-- begin Available records --
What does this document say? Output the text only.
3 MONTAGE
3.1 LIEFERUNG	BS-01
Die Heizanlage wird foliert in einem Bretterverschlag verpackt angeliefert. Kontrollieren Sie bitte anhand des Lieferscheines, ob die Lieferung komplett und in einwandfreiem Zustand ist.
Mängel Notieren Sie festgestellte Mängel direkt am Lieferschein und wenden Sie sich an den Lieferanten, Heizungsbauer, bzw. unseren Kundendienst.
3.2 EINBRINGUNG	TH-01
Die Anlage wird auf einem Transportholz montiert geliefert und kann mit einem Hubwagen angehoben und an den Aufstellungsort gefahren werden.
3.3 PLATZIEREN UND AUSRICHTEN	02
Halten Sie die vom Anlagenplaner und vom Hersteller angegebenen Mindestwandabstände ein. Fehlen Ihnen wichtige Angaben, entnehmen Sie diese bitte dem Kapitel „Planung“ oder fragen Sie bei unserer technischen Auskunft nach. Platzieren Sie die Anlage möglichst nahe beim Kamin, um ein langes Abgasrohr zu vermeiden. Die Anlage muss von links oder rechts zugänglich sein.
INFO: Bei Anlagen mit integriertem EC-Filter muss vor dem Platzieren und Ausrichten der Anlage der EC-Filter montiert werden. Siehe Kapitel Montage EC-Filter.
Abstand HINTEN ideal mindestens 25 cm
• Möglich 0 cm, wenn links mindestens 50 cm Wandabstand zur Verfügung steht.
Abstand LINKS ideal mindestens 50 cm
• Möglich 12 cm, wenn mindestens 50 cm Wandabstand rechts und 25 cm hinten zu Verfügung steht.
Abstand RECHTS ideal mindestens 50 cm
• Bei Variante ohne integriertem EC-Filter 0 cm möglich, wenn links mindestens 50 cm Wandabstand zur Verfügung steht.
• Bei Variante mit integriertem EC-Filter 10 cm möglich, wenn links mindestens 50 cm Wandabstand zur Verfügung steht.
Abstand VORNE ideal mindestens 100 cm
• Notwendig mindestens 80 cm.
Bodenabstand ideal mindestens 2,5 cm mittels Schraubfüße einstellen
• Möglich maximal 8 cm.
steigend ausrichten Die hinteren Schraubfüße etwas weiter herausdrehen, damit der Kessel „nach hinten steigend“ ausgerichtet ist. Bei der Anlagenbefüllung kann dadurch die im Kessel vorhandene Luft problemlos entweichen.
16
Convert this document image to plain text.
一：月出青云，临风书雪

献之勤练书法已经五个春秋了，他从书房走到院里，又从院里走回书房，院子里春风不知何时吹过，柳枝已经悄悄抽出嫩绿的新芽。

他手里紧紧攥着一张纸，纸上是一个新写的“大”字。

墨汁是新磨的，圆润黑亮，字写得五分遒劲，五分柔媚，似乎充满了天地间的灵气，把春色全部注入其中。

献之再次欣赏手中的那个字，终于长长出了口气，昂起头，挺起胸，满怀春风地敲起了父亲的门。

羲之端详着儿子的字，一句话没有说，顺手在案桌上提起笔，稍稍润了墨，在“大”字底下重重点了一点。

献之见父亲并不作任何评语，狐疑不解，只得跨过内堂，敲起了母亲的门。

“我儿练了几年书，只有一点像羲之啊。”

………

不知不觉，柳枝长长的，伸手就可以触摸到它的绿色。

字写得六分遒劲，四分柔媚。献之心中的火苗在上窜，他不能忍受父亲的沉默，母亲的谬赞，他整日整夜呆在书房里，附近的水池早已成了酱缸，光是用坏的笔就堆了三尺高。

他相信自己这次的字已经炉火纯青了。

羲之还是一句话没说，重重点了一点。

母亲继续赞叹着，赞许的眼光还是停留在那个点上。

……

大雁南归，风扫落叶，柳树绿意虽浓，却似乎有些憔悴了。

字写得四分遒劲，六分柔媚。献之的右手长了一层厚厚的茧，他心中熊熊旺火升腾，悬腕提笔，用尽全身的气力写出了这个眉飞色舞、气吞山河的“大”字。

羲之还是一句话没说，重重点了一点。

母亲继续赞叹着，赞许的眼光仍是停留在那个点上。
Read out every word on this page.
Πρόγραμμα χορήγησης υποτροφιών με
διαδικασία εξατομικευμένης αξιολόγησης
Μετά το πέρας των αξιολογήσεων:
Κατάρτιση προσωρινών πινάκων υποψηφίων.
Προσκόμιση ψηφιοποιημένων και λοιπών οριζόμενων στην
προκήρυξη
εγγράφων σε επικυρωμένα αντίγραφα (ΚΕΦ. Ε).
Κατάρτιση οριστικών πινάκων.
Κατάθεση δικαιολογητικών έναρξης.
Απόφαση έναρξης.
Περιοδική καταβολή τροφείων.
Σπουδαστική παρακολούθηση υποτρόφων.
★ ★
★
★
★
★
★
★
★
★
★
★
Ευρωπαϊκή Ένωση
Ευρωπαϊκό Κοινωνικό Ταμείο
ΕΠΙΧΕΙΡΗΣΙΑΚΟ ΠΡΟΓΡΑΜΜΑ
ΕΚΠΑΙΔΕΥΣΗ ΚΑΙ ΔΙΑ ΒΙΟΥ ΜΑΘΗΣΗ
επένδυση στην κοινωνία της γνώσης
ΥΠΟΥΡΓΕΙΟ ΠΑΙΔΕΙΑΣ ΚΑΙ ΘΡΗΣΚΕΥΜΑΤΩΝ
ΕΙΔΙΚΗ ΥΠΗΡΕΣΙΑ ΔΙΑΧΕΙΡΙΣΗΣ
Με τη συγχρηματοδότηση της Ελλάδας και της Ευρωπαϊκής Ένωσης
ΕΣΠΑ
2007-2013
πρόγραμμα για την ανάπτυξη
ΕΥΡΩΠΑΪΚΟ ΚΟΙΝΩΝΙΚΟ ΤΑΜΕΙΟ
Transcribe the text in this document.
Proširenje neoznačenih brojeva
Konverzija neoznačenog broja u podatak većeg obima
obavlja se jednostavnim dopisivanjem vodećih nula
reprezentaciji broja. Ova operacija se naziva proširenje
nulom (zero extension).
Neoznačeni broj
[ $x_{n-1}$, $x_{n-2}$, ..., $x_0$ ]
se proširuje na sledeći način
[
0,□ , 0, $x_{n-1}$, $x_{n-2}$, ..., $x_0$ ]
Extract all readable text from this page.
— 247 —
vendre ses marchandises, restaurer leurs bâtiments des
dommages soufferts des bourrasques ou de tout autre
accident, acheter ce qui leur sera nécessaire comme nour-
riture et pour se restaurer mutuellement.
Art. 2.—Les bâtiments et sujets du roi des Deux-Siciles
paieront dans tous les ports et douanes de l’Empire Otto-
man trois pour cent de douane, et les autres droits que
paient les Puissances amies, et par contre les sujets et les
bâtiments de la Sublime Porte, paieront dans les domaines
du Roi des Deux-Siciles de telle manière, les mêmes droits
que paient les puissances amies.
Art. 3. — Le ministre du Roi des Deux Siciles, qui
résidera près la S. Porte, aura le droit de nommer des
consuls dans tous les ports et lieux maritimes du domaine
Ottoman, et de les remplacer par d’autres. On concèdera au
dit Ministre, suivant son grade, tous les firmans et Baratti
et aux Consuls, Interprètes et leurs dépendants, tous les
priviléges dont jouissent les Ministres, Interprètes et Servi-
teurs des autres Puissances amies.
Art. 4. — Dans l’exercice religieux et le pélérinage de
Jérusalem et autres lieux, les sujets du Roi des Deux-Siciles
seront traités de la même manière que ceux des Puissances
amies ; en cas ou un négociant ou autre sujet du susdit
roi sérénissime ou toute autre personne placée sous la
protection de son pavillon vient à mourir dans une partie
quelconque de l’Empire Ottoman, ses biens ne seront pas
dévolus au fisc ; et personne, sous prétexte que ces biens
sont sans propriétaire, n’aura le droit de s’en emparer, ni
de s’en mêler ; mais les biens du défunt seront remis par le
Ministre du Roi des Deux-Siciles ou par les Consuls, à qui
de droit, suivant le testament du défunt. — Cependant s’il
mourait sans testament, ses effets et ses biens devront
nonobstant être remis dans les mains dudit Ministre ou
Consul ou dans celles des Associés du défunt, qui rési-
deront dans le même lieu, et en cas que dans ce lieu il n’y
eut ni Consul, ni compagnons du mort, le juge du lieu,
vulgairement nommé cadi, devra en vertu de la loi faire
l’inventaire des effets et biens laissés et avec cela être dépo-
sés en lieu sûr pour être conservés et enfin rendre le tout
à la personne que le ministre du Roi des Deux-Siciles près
-- end Available records --
- [Written instruction]: Sift the material for lines with the string "pour". Copy each one found.

- [Output of the exercise]:
riture et pour se restaurer mutuellement.
man trois pour cent de douane, et les autres droits que
sés en lieu sûr pour être conservés et enfin rendre le tout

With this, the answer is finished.